*RECORDS SHOWN:*
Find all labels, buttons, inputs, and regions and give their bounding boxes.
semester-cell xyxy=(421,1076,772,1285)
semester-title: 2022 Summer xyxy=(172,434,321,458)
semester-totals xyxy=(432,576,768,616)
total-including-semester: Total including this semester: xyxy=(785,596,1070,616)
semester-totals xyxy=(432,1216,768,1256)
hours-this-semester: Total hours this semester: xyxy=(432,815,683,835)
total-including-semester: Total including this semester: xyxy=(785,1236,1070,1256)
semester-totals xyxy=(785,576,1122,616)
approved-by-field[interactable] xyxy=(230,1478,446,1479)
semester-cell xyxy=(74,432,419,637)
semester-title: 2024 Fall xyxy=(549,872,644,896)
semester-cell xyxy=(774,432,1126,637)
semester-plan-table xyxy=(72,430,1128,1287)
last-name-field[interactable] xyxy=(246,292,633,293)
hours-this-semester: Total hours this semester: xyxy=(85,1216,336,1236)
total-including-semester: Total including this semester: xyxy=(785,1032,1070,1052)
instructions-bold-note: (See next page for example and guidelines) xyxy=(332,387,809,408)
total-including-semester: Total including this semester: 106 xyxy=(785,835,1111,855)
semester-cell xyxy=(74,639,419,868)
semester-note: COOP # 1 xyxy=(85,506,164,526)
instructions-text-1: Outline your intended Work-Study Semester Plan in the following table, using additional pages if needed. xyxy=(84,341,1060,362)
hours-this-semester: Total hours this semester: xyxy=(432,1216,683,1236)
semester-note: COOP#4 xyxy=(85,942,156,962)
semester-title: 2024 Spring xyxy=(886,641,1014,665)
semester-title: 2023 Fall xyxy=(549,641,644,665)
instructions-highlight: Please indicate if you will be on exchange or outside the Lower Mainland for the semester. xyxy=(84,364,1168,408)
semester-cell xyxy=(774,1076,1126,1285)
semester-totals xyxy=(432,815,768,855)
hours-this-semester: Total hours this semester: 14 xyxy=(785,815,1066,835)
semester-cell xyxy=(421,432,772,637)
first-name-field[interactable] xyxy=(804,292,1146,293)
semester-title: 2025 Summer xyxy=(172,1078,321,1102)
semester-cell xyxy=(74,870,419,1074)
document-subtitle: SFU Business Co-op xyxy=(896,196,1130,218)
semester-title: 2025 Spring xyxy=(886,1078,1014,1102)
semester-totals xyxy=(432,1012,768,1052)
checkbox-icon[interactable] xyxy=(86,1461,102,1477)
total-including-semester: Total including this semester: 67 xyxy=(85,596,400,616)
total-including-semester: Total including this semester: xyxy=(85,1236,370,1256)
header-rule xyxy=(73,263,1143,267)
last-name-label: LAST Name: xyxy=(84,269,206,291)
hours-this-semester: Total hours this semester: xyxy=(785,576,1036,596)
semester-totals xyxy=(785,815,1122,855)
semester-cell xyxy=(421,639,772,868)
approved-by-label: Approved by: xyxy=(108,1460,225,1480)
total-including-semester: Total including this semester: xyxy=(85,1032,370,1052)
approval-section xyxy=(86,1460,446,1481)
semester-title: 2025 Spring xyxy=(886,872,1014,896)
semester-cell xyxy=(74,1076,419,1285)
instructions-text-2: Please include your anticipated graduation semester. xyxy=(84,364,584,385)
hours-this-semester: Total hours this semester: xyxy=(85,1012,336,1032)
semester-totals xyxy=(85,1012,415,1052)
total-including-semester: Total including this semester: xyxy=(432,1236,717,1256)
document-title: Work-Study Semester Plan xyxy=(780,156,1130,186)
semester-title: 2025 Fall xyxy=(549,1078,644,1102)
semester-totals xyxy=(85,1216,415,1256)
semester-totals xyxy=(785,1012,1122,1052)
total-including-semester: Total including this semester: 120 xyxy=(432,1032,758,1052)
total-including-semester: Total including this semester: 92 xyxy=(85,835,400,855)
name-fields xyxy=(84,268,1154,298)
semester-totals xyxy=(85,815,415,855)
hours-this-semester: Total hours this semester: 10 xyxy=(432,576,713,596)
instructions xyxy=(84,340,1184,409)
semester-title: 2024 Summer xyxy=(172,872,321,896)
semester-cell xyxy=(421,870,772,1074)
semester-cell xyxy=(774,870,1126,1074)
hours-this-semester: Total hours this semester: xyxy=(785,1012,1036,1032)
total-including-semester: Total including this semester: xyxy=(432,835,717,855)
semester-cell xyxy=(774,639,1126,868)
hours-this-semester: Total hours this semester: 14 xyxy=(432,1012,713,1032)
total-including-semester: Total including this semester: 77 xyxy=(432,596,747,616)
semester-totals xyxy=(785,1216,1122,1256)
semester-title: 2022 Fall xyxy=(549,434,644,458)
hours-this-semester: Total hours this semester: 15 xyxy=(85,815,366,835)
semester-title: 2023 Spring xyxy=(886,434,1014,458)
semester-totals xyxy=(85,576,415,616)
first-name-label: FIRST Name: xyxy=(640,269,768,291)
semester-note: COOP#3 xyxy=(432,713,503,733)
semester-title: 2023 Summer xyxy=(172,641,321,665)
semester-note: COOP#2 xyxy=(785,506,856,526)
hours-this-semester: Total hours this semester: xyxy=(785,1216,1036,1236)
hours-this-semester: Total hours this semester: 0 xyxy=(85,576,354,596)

*YOUR OBJECTIVE:* Reproduce every line of the listing above verbatim, in the original order.

*RESULT:*
Find all labels, buttons, inputs, and regions and give their bounding boxes.
semester-cell xyxy=(421,1076,772,1285)
semester-title: 2022 Summer xyxy=(172,434,321,458)
semester-totals xyxy=(432,576,768,616)
total-including-semester: Total including this semester: xyxy=(785,596,1070,616)
semester-totals xyxy=(432,1216,768,1256)
hours-this-semester: Total hours this semester: xyxy=(432,815,683,835)
total-including-semester: Total including this semester: xyxy=(785,1236,1070,1256)
semester-totals xyxy=(785,576,1122,616)
approved-by-field[interactable] xyxy=(230,1478,446,1479)
semester-cell xyxy=(74,432,419,637)
semester-title: 2024 Fall xyxy=(549,872,644,896)
semester-cell xyxy=(774,432,1126,637)
semester-plan-table xyxy=(72,430,1128,1287)
last-name-field[interactable] xyxy=(246,292,633,293)
hours-this-semester: Total hours this semester: xyxy=(85,1216,336,1236)
total-including-semester: Total including this semester: xyxy=(785,1032,1070,1052)
instructions-bold-note: (See next page for example and guidelines) xyxy=(332,387,809,408)
total-including-semester: Total including this semester: 106 xyxy=(785,835,1111,855)
semester-cell xyxy=(74,639,419,868)
semester-note: COOP # 1 xyxy=(85,506,164,526)
instructions-text-1: Outline your intended Work-Study Semester Plan in the following table, using additional pages if needed. xyxy=(84,341,1060,362)
hours-this-semester: Total hours this semester: xyxy=(432,1216,683,1236)
semester-note: COOP#4 xyxy=(85,942,156,962)
semester-title: 2024 Spring xyxy=(886,641,1014,665)
semester-title: 2023 Fall xyxy=(549,641,644,665)
instructions-highlight: Please indicate if you will be on exchange or outside the Lower Mainland for the semester. xyxy=(84,364,1168,408)
semester-cell xyxy=(774,1076,1126,1285)
semester-totals xyxy=(432,815,768,855)
hours-this-semester: Total hours this semester: 14 xyxy=(785,815,1066,835)
semester-cell xyxy=(421,432,772,637)
first-name-field[interactable] xyxy=(804,292,1146,293)
semester-title: 2025 Summer xyxy=(172,1078,321,1102)
semester-cell xyxy=(74,870,419,1074)
document-subtitle: SFU Business Co-op xyxy=(896,196,1130,218)
semester-title: 2025 Spring xyxy=(886,1078,1014,1102)
semester-totals xyxy=(432,1012,768,1052)
checkbox-icon[interactable] xyxy=(86,1461,102,1477)
total-including-semester: Total including this semester: 67 xyxy=(85,596,400,616)
total-including-semester: Total including this semester: xyxy=(85,1236,370,1256)
header-rule xyxy=(73,263,1143,267)
last-name-label: LAST Name: xyxy=(84,269,206,291)
hours-this-semester: Total hours this semester: xyxy=(785,576,1036,596)
semester-totals xyxy=(785,815,1122,855)
semester-cell xyxy=(421,639,772,868)
approved-by-label: Approved by: xyxy=(108,1460,225,1480)
total-including-semester: Total including this semester: xyxy=(85,1032,370,1052)
approval-section xyxy=(86,1460,446,1481)
semester-title: 2025 Spring xyxy=(886,872,1014,896)
semester-cell xyxy=(74,1076,419,1285)
instructions-text-2: Please include your anticipated graduation semester. xyxy=(84,364,584,385)
hours-this-semester: Total hours this semester: xyxy=(85,1012,336,1032)
semester-totals xyxy=(85,1012,415,1052)
total-including-semester: Total including this semester: xyxy=(432,1236,717,1256)
document-title: Work-Study Semester Plan xyxy=(780,156,1130,186)
semester-title: 2025 Fall xyxy=(549,1078,644,1102)
semester-totals xyxy=(85,1216,415,1256)
semester-totals xyxy=(785,1012,1122,1052)
total-including-semester: Total including this semester: 120 xyxy=(432,1032,758,1052)
total-including-semester: Total including this semester: 92 xyxy=(85,835,400,855)
name-fields xyxy=(84,268,1154,298)
semester-totals xyxy=(85,815,415,855)
hours-this-semester: Total hours this semester: 10 xyxy=(432,576,713,596)
instructions xyxy=(84,340,1184,409)
semester-title: 2024 Summer xyxy=(172,872,321,896)
semester-cell xyxy=(421,870,772,1074)
semester-cell xyxy=(774,870,1126,1074)
hours-this-semester: Total hours this semester: xyxy=(785,1012,1036,1032)
total-including-semester: Total including this semester: xyxy=(432,835,717,855)
semester-cell xyxy=(774,639,1126,868)
hours-this-semester: Total hours this semester: 14 xyxy=(432,1012,713,1032)
total-including-semester: Total including this semester: 77 xyxy=(432,596,747,616)
semester-totals xyxy=(785,1216,1122,1256)
semester-title: 2022 Fall xyxy=(549,434,644,458)
hours-this-semester: Total hours this semester: 15 xyxy=(85,815,366,835)
semester-title: 2023 Spring xyxy=(886,434,1014,458)
semester-totals xyxy=(85,576,415,616)
first-name-label: FIRST Name: xyxy=(640,269,768,291)
semester-note: COOP#3 xyxy=(432,713,503,733)
semester-title: 2023 Summer xyxy=(172,641,321,665)
semester-note: COOP#2 xyxy=(785,506,856,526)
hours-this-semester: Total hours this semester: xyxy=(785,1216,1036,1236)
hours-this-semester: Total hours this semester: 0 xyxy=(85,576,354,596)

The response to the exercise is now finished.